[Collected data entries]
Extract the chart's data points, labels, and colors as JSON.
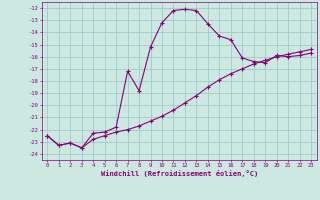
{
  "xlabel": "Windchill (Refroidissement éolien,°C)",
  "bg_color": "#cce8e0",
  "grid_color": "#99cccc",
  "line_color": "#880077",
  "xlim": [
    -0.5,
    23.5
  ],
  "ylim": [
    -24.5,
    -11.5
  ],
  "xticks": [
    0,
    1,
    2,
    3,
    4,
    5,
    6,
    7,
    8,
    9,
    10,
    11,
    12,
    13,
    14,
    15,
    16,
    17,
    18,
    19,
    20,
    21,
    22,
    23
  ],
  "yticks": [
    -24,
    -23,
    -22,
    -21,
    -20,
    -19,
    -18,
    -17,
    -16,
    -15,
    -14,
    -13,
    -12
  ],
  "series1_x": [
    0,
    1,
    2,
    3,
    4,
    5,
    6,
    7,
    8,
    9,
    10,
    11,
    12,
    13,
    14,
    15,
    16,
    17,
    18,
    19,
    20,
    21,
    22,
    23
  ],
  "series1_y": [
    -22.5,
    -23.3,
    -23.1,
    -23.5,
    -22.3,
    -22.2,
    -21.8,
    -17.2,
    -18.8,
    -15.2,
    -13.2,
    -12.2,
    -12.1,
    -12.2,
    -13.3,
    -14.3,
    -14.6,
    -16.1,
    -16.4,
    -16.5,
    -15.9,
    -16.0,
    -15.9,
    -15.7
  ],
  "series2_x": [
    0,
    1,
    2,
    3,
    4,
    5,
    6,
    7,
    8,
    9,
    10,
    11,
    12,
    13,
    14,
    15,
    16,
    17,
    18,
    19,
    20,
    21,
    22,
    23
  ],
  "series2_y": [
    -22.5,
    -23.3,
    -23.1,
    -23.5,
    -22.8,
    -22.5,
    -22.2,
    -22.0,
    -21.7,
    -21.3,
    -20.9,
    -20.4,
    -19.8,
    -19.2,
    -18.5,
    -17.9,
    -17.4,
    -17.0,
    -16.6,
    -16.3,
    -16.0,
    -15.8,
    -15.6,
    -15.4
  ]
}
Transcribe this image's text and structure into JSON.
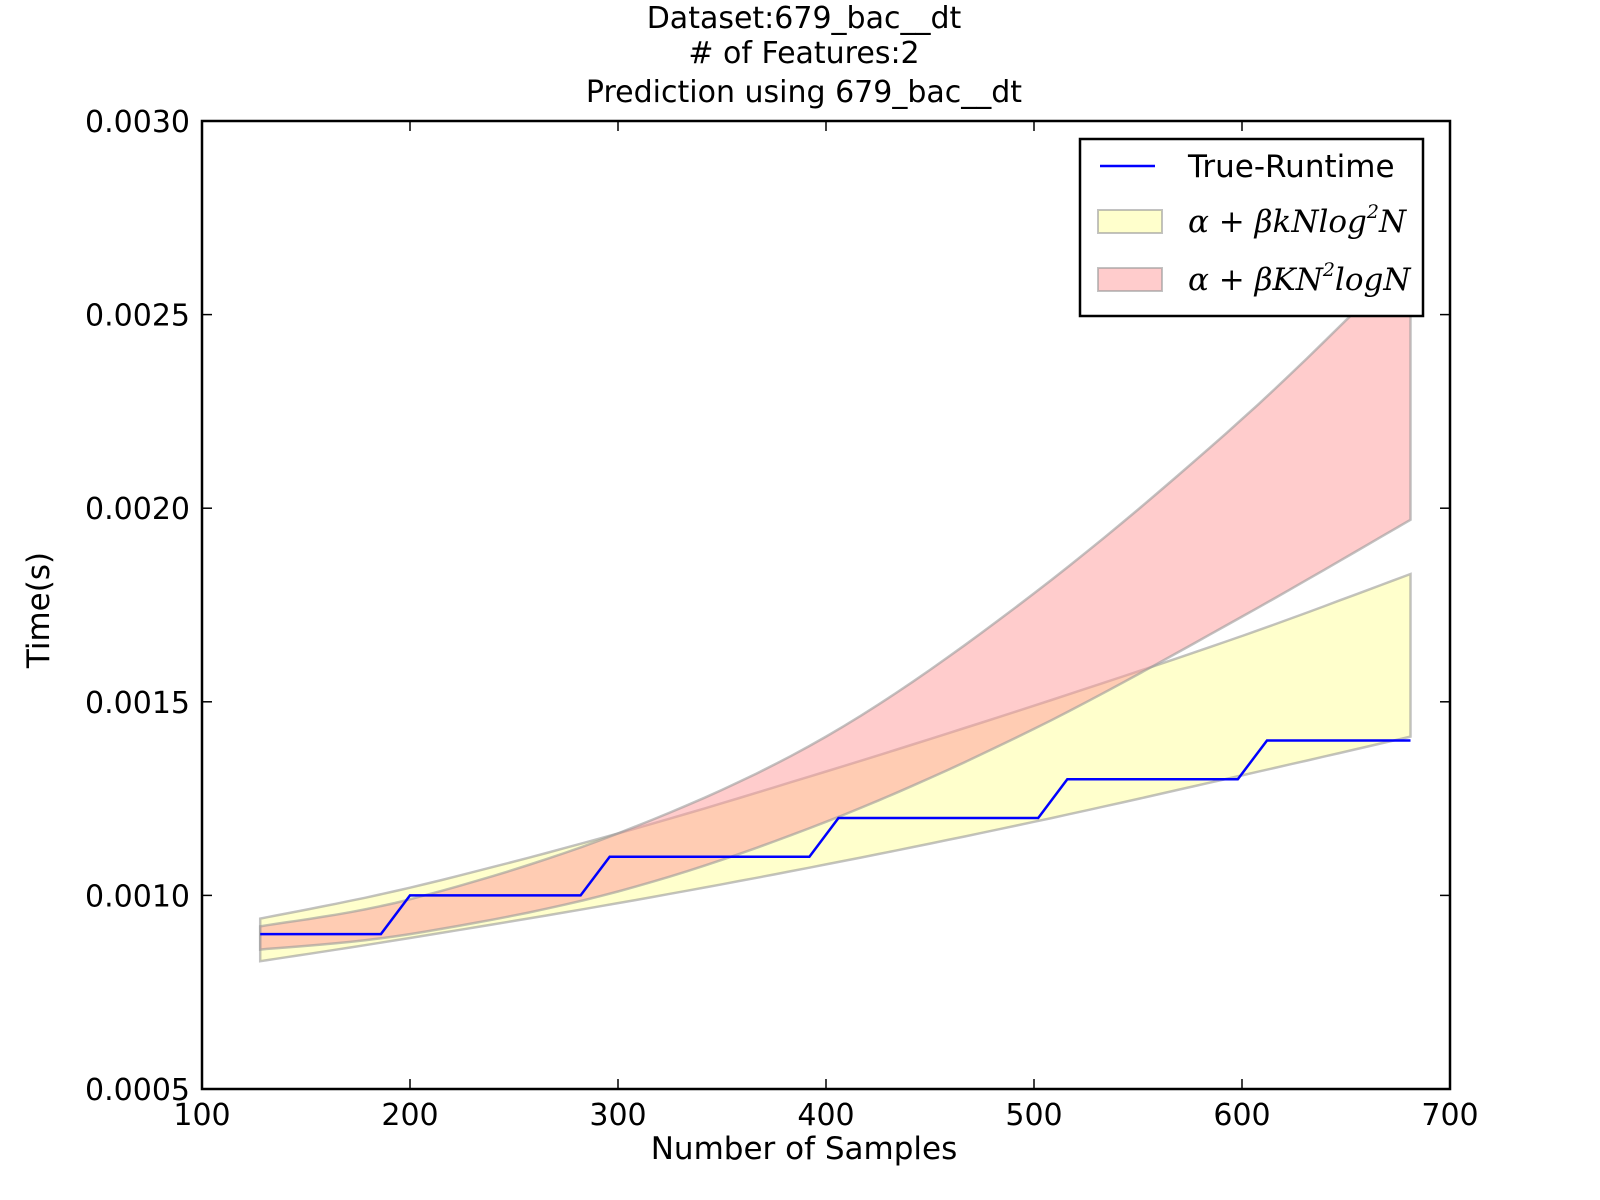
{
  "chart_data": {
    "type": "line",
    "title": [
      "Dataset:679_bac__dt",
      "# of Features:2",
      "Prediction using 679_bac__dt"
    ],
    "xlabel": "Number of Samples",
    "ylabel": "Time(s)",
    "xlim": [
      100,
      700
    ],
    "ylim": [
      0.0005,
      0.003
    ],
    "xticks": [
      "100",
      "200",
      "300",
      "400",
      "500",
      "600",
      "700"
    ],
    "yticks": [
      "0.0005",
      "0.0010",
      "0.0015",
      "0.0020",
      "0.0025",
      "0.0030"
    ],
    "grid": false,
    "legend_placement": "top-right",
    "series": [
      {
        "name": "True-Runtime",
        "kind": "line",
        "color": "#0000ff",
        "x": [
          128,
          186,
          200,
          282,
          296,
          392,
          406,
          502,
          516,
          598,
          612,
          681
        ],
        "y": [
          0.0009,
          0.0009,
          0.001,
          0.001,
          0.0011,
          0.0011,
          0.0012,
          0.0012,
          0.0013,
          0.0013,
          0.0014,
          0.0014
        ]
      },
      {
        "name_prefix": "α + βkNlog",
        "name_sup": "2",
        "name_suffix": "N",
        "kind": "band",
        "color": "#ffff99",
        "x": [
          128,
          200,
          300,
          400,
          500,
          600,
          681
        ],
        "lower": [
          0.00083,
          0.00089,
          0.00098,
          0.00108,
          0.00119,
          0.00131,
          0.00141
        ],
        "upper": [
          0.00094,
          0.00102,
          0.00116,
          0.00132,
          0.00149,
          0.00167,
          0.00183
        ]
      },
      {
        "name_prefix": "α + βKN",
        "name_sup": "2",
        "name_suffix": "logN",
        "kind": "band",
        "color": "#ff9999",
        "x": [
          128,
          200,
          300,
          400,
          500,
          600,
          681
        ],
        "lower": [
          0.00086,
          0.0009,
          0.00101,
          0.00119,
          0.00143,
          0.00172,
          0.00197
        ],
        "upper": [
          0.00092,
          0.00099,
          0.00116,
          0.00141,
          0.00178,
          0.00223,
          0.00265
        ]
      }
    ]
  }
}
...
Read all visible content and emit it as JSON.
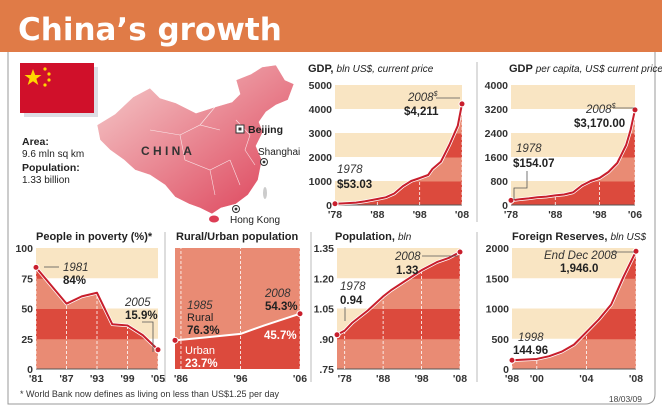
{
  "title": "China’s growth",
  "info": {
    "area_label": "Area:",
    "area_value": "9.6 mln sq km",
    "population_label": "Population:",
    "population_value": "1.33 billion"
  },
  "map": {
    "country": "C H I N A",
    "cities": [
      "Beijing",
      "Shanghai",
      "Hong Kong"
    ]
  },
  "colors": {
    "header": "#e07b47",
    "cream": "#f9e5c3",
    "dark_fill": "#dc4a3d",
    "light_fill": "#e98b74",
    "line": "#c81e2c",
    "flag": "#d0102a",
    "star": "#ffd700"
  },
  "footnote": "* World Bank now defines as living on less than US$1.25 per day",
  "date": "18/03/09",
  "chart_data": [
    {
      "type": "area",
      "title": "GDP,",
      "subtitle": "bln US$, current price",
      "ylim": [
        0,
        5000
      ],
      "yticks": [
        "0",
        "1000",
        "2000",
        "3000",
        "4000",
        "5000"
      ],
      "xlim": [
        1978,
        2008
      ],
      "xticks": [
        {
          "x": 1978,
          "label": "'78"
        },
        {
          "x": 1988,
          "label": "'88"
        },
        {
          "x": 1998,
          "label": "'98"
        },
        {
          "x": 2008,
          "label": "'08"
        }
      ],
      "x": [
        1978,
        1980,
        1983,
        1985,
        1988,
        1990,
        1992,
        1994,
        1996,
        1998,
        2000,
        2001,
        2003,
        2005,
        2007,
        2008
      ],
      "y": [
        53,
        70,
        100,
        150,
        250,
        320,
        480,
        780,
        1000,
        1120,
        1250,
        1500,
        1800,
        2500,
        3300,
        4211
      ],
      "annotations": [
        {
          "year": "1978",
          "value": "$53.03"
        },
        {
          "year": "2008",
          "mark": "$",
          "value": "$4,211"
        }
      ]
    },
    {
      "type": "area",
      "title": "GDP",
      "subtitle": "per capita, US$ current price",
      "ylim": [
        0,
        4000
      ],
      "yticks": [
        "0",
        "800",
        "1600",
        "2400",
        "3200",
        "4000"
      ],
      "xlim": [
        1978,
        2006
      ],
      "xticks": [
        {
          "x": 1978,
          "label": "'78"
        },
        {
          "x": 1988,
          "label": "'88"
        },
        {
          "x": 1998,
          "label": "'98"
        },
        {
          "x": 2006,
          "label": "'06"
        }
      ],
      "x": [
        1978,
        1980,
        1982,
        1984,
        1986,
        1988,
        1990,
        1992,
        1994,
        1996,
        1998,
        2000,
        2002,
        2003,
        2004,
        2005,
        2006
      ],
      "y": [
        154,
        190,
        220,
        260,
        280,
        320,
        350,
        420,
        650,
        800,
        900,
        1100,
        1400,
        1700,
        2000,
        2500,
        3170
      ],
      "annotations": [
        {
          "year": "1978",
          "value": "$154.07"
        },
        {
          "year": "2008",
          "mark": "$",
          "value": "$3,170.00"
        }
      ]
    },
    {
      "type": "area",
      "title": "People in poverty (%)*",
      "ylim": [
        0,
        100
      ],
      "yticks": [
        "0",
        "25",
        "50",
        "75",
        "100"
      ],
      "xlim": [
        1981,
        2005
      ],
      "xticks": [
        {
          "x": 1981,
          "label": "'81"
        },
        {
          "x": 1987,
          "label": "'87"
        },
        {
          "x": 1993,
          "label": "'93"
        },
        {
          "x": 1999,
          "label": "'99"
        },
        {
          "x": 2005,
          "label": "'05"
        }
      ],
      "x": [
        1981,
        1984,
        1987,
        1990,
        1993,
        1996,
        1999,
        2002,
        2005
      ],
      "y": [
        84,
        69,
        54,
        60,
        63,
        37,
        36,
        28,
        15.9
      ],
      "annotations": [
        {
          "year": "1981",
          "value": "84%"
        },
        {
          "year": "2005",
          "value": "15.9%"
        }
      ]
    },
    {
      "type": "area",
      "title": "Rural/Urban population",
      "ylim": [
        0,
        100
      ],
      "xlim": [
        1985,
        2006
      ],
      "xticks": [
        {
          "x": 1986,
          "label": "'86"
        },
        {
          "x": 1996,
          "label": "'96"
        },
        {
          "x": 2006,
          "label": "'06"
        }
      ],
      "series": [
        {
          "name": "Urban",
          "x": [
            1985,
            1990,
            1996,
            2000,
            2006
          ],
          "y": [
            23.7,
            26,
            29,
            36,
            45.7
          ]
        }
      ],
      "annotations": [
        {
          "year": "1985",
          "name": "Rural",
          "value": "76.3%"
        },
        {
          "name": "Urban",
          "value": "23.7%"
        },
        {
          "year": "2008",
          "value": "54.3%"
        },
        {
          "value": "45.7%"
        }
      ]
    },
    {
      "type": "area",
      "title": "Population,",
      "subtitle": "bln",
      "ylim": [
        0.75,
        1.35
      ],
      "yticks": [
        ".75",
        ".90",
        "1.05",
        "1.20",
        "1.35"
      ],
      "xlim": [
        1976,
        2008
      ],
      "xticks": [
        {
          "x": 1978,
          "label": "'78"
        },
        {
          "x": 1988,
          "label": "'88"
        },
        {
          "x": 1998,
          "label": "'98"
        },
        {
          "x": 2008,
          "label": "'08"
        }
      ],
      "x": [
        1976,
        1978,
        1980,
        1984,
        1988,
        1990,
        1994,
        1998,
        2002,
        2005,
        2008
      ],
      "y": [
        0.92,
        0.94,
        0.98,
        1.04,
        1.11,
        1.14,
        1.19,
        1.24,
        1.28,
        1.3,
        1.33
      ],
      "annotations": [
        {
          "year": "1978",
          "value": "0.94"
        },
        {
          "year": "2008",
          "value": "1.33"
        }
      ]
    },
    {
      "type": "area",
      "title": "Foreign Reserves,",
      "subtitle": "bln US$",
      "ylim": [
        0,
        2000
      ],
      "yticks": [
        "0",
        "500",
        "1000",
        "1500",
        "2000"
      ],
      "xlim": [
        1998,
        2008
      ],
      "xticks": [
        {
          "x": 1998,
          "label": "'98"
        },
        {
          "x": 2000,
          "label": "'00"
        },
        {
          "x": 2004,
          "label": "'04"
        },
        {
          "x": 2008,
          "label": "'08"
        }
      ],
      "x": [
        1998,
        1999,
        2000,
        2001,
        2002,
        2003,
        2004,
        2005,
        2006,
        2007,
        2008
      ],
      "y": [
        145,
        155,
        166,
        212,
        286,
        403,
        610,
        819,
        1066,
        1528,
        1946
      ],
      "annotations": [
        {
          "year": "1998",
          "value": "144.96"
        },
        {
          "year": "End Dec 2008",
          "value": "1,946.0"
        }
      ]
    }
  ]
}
---
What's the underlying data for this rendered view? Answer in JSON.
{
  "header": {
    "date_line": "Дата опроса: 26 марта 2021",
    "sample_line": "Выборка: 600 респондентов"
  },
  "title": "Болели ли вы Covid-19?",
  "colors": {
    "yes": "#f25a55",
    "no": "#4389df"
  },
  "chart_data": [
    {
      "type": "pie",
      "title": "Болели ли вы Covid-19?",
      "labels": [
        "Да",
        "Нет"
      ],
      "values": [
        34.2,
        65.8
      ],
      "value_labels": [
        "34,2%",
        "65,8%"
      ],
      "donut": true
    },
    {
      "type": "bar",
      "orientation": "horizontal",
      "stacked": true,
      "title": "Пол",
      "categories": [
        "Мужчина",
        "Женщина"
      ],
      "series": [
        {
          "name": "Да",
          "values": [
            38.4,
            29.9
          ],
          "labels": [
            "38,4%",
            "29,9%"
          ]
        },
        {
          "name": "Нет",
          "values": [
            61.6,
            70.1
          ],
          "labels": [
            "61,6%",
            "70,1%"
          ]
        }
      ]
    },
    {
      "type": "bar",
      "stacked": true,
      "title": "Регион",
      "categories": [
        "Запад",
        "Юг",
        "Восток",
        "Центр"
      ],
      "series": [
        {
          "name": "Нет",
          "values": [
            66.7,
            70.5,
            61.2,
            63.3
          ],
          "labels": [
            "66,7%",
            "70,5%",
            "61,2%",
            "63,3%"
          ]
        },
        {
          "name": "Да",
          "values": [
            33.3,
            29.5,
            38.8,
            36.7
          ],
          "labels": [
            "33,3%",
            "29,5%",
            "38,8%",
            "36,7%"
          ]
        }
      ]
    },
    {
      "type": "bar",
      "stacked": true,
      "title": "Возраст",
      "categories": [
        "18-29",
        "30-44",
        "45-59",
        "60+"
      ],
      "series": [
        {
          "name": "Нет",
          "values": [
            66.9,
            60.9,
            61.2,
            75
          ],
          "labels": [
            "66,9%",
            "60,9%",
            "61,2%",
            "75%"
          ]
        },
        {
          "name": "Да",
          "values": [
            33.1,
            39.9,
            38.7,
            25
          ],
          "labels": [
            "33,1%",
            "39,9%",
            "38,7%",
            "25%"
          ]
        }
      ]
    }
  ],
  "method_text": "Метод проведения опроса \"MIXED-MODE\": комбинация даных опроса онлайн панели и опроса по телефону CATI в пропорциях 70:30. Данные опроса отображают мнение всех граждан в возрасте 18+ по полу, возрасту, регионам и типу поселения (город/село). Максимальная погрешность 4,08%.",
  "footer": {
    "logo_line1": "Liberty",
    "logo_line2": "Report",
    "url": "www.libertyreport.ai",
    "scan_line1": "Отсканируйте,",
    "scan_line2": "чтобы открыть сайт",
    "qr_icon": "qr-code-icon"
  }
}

WRITTEN REQUEST |
Tell how many lines in the records above contain "Rural", giving the number and no other words.

ANSWER TO THE EXERCISE |
2